**Extracted text**
========

# The Instrumant Players' Clubhouse



## russianboy (Jun 11, 2007)

*The Instrument Players' Clubhouse*

This clubhouse is for anyone that plays, owns, or wishes to play an instrument of any sort.

You can show us pictures of your instrument, ask questions, upload tabs/music, or whatever!

To join: Just tell me the name of the instrument(s) you play and you will be in the club!

Software music creation is also allowed (e.g. making music from loops and whatnot). 

Discussion of bands and gigs is encouraged as well!




*Current Members:*
russianboy-El. Guitar, Violin
GJSNeptune-Ac. Guitar, percussion, piano
erocker-El. Bass, El. Guitar, Ac. Guitar
bigboy86-El. Bass El. Guitar
surfsk8snow.jah-Cello
Solaris17-Violin
mikek75-Ac. Guitar
spectre440-Harmonica, El. Bass
DaMulta-Chorus
Sasqui-El. Guitar, Ac. Guitar
zekrahminator-Viola, Guitar
Polaris573-Alto Sax
Azn Tr14dZ-DJ system
gamer210-Clarinet, El. Guitar
Nemesis881-El. Guitar
Ehstii-El. Guitar, Bass, Percusssion, Recording studio
demonbrawn-Ac. Guitar, El. Bass, Percussion
NewbieBuilder-Baritone Sax
KennyT772- El. Bass
bigboi86-El. Guitar
bassmasta-Tuba, Piano, El. Bass
AsphyxiA-Cla. Guitar, El. Guitar
Jonnycat-Ac. Guitar, El. Guitar, Vocals.
farlex85-Keyboard
AphexDreamer-Viola
ShadowFold-Vocals


----------



## GJSNeptune (Jun 11, 2007)

Acoustic guitar (Yamaha CPX8 A/E Compass Series), percussion, piano.


----------



## DaMulta (Jun 11, 2007)

Do-re-mi-fa-so-la-ti-do


----------



## russianboy (Jun 11, 2007)

I play the Violin and a '03 Fender Squier Stratocaster, and I would not trade that thing for a Les Paul Deluxe.

I use a Fender Frontman 15. I do not like it, I aim for a Marshall half-stack as my amp somewhere in the future.

I can barley play the piano, as I am self taught.


----------



## erocker (Jun 11, 2007)

Bass: G&L L-1000
Guitar (acoustic) Martin D6
Guitar (electric) Original Gibson SG
Ampeg SVT bass head, 4 10" cabinet
Peavy custom 115 guitar amp
I play every instrument I can get my hands on!


----------



## WarEagleAU (Jun 11, 2007)

Im jealous, all I did was play drums way back in the day


----------



## bigboi86 (Jun 11, 2007)

My custom painted fender jazz bass. Been playing for a little over a year, and getting quite good.

EDIT: Nice strat, I like those too.


----------



## GJSNeptune (Jun 11, 2007)

russianboy said:


> I can barley play the piano, as I am self taught.



Me too, and on guitar.


----------



## surfsk8snow.jah (Jun 11, 2007)

The Cello - for 11 years... doesn't mean I'm good though haha.

========

**Data extract**
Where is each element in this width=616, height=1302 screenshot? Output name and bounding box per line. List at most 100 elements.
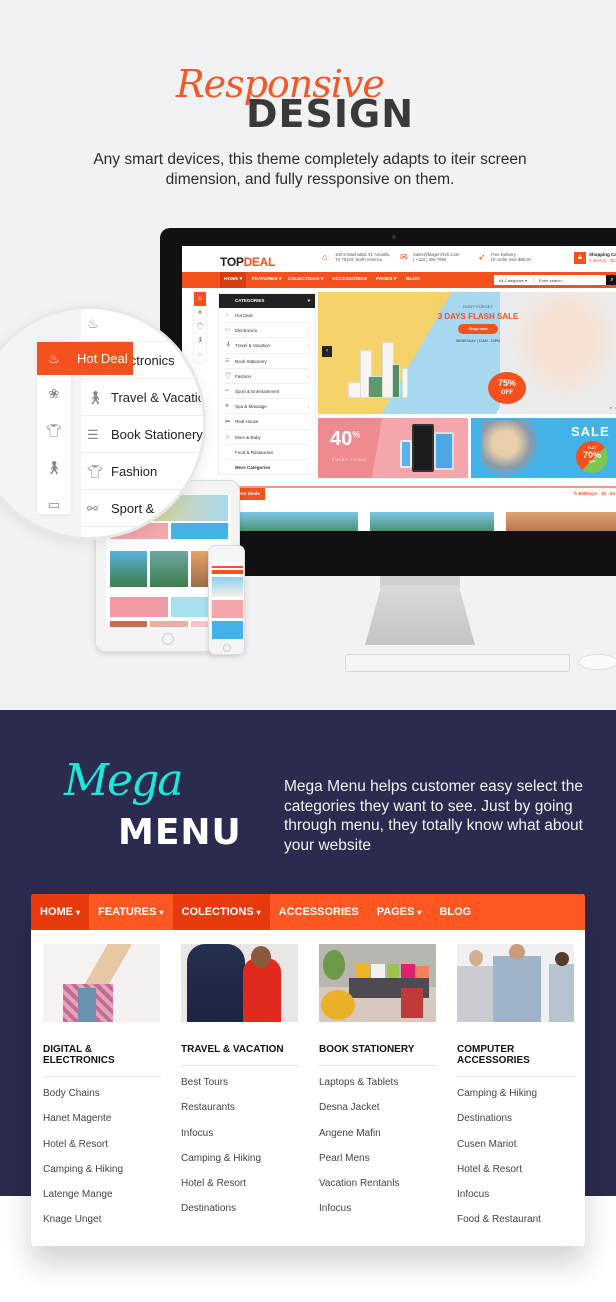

========

**Set task**
In the instrument clubhouse thread, which amp does russianboy hope to get someday to replace his Fender Frontman 15?

**Correct output**
A Marshall half-stack.